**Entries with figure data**
--

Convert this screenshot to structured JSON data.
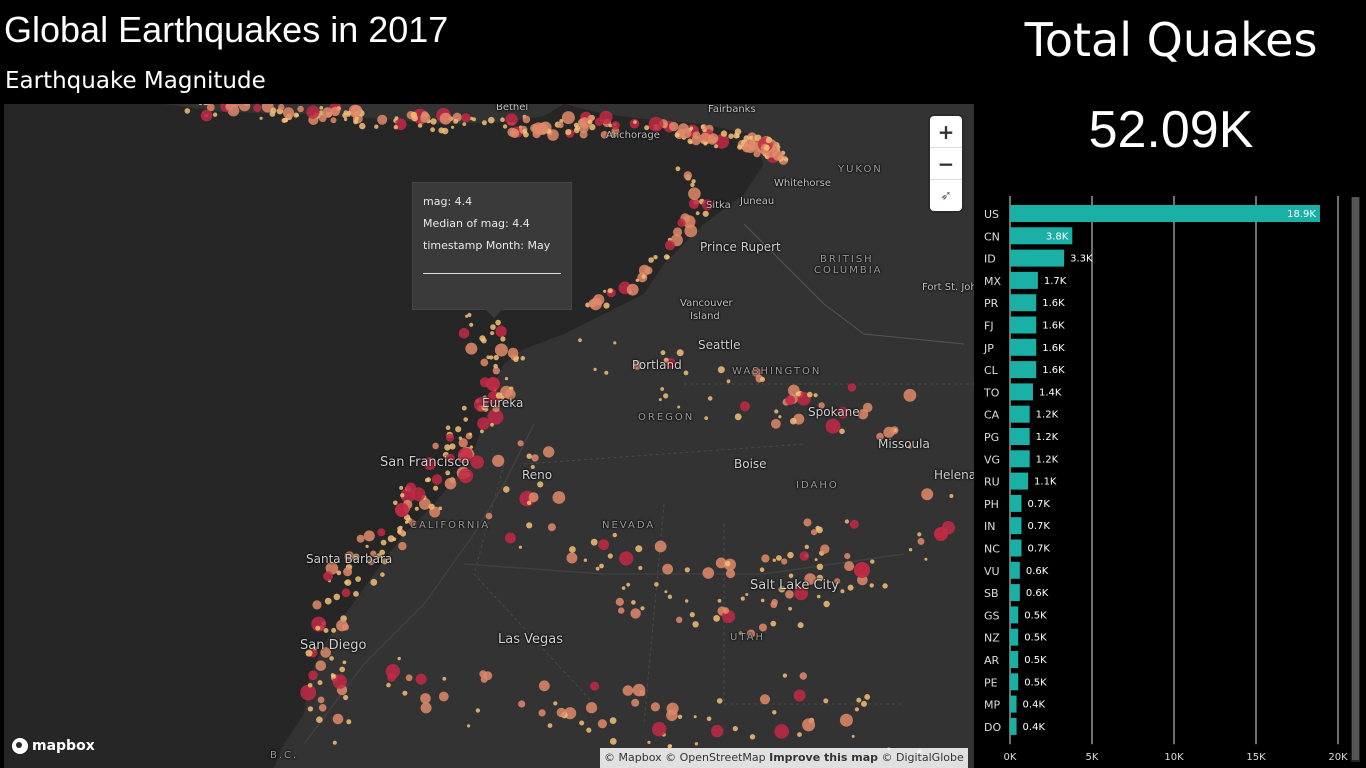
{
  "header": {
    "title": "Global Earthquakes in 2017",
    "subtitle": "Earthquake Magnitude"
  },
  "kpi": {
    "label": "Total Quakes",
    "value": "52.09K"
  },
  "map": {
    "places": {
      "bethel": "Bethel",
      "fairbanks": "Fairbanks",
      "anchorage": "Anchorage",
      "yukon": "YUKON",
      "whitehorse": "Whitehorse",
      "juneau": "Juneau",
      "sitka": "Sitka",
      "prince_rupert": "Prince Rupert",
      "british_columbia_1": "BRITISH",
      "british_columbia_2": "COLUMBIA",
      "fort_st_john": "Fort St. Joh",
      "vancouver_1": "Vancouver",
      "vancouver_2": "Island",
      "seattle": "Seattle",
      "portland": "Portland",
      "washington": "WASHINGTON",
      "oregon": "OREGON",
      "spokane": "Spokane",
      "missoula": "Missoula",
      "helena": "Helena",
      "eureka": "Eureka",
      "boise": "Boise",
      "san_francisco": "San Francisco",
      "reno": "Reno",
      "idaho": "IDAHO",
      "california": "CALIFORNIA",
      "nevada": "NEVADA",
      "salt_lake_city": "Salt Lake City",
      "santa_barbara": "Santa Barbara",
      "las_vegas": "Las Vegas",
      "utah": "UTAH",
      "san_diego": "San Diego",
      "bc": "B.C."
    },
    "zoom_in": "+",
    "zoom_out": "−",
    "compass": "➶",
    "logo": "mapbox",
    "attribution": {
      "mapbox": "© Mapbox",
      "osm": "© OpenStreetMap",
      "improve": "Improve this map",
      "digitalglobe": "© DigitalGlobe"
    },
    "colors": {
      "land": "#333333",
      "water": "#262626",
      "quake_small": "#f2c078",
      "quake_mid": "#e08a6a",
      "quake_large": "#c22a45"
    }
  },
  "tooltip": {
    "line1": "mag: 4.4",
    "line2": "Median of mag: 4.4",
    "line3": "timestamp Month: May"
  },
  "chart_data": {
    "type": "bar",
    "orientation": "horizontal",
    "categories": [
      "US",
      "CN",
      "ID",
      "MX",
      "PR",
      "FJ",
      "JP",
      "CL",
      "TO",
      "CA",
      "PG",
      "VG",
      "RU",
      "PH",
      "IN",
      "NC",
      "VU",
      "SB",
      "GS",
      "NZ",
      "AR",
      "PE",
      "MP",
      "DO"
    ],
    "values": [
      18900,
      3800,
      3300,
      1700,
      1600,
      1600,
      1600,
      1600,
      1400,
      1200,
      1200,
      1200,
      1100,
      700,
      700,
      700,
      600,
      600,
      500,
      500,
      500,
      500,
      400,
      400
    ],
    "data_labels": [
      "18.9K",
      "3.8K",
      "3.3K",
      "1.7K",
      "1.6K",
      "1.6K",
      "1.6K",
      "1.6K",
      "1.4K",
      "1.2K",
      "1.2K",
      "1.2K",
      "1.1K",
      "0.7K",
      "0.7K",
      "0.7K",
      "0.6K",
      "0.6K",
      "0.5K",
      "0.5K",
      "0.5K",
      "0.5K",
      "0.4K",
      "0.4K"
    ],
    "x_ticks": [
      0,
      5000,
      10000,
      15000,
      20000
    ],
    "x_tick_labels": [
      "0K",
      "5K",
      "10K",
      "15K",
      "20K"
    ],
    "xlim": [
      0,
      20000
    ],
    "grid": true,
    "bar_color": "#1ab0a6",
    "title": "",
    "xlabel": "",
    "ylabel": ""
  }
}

--

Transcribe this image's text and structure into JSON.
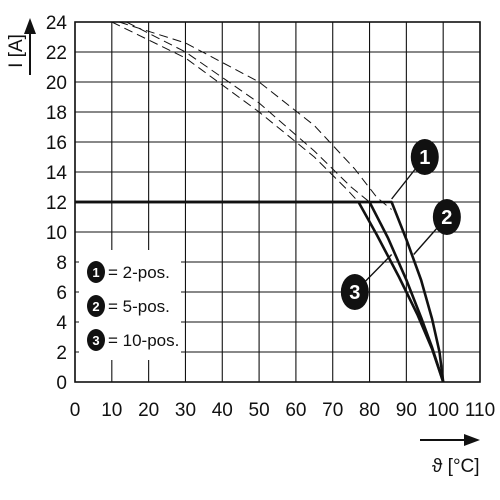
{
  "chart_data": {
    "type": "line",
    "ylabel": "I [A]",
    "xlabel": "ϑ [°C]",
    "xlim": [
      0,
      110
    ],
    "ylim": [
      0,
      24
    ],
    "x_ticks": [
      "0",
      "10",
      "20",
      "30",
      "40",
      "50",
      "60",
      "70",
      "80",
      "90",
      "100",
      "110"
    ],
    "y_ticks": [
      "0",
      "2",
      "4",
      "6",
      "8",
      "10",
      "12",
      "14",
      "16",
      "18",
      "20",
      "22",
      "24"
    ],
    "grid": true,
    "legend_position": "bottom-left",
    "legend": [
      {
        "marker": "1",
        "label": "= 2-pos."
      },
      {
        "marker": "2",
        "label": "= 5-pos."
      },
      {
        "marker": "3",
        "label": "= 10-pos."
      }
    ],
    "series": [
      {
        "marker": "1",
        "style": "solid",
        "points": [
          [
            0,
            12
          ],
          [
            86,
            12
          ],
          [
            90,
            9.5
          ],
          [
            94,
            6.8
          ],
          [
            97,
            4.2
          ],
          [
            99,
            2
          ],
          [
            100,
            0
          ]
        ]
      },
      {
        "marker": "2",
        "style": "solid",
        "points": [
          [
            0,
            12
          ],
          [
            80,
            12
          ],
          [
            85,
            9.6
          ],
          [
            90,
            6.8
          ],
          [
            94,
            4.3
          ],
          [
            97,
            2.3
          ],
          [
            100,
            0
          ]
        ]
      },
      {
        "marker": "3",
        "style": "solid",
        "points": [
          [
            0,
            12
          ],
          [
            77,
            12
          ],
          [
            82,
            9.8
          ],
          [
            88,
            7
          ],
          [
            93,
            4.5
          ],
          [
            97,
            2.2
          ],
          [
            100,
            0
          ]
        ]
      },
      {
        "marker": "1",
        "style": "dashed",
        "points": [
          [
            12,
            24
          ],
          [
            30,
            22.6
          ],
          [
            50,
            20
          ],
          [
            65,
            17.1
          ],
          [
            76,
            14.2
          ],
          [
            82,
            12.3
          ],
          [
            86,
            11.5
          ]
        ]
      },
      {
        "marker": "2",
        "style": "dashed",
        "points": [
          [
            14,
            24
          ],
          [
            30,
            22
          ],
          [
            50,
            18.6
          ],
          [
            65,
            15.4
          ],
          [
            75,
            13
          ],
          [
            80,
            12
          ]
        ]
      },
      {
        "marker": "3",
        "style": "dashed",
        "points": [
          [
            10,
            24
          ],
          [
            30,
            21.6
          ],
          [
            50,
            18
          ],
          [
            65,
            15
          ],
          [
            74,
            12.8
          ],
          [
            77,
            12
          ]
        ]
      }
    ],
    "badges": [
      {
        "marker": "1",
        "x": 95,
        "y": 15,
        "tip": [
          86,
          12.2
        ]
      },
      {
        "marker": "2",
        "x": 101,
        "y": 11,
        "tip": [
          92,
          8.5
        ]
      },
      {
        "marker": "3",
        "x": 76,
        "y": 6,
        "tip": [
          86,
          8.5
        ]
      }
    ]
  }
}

--

**Short problem**
Look for lines containing the string "this" and copy them all.

**Written response**
Convert this screenshot to structured JSON data.
      "improve": "Improve this map",
Transcribe this image's text and structure into JSON.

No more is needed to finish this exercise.